==== Extracted records ====

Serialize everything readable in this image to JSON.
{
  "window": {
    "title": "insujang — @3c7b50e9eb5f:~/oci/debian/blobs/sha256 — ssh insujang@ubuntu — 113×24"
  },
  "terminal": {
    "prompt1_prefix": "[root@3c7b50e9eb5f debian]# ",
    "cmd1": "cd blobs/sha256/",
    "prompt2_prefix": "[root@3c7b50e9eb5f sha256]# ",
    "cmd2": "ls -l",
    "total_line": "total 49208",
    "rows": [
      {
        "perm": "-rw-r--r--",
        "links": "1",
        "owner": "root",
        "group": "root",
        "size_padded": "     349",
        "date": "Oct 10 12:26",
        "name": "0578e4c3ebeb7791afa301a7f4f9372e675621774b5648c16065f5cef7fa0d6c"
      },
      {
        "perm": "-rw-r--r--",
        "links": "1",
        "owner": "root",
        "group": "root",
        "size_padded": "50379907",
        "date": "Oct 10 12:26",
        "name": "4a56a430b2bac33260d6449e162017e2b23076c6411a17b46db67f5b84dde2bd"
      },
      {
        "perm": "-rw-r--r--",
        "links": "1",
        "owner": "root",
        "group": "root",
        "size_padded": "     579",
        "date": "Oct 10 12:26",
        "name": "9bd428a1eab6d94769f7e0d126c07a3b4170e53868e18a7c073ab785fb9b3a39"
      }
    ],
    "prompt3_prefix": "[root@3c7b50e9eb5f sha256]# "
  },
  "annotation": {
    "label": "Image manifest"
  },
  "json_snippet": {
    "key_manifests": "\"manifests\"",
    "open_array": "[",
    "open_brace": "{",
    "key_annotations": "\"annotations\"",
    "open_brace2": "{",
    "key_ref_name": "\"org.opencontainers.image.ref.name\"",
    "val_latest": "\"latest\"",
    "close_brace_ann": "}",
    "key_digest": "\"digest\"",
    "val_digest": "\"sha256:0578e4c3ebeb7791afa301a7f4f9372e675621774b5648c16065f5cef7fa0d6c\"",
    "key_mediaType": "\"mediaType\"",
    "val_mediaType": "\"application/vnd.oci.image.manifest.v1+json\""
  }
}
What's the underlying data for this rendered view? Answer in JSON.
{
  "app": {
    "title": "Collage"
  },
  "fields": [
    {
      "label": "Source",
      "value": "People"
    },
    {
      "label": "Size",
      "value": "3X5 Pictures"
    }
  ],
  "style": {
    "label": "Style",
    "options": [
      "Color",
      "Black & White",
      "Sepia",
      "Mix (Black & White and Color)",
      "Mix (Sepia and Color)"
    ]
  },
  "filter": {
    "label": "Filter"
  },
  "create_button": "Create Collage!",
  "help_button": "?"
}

====

Work to do: Identify lines with the string "this". Copy each one.

Written response:
Serialize everything readable in this image to JSON.
What's the underlying data for this rendered view? Answer in JSON.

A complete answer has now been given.